Aim of the task
From the entries below, say how many lines carry the word "this", and give nothing but the number.

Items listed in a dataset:
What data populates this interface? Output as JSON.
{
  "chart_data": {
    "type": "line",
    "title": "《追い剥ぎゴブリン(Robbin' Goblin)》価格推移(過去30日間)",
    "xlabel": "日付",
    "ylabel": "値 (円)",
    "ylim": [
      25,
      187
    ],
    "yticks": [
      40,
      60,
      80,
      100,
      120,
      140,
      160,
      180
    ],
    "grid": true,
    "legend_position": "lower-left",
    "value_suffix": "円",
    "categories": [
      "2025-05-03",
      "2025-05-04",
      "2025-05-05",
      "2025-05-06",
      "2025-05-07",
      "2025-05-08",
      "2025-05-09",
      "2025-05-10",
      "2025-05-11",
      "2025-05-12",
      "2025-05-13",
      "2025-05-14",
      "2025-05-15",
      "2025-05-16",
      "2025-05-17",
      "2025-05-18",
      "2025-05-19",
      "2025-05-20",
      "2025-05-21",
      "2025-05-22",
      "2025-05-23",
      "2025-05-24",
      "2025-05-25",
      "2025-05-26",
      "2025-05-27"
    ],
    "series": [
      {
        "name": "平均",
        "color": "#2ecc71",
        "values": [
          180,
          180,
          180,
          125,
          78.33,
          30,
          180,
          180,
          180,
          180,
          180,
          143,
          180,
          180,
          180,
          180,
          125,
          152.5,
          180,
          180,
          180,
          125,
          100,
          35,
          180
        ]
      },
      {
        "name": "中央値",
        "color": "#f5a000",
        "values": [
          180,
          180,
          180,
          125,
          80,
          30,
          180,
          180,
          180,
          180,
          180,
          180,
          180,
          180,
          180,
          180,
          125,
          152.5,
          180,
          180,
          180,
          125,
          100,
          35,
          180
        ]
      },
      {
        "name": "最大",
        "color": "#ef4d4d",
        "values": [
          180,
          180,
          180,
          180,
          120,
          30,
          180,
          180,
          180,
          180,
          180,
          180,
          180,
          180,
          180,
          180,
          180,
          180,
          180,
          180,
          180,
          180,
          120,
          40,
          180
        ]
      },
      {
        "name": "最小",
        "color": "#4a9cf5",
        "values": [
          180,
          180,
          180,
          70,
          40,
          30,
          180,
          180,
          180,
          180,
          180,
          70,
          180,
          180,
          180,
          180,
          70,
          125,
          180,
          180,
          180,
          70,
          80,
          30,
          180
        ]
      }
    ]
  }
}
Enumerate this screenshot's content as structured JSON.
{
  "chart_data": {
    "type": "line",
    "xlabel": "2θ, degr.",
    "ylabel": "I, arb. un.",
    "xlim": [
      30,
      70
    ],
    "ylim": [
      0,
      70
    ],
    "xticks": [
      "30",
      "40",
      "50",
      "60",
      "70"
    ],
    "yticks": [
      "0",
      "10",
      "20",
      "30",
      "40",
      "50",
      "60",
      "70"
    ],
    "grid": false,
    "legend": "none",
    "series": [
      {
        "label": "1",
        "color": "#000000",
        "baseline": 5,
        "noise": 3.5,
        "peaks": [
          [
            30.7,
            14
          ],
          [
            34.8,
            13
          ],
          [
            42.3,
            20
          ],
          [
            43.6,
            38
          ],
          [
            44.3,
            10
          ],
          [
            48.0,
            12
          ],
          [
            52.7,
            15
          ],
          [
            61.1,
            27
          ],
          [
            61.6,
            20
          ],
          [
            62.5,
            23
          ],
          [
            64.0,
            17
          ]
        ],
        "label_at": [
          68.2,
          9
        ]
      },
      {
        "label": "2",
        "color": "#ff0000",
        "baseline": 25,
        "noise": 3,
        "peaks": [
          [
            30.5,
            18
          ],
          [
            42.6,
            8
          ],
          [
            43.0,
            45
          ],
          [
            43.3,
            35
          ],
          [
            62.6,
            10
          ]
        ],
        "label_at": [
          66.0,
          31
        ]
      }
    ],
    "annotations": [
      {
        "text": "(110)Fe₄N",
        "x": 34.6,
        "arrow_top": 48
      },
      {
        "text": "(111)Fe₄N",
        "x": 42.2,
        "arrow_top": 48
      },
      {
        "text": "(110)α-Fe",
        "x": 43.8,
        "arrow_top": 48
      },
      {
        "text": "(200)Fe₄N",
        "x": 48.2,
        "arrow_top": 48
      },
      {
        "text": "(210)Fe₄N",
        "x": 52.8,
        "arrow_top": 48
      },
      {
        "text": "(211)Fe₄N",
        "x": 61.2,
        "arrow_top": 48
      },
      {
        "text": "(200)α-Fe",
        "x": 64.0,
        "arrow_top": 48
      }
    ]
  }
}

Task result
2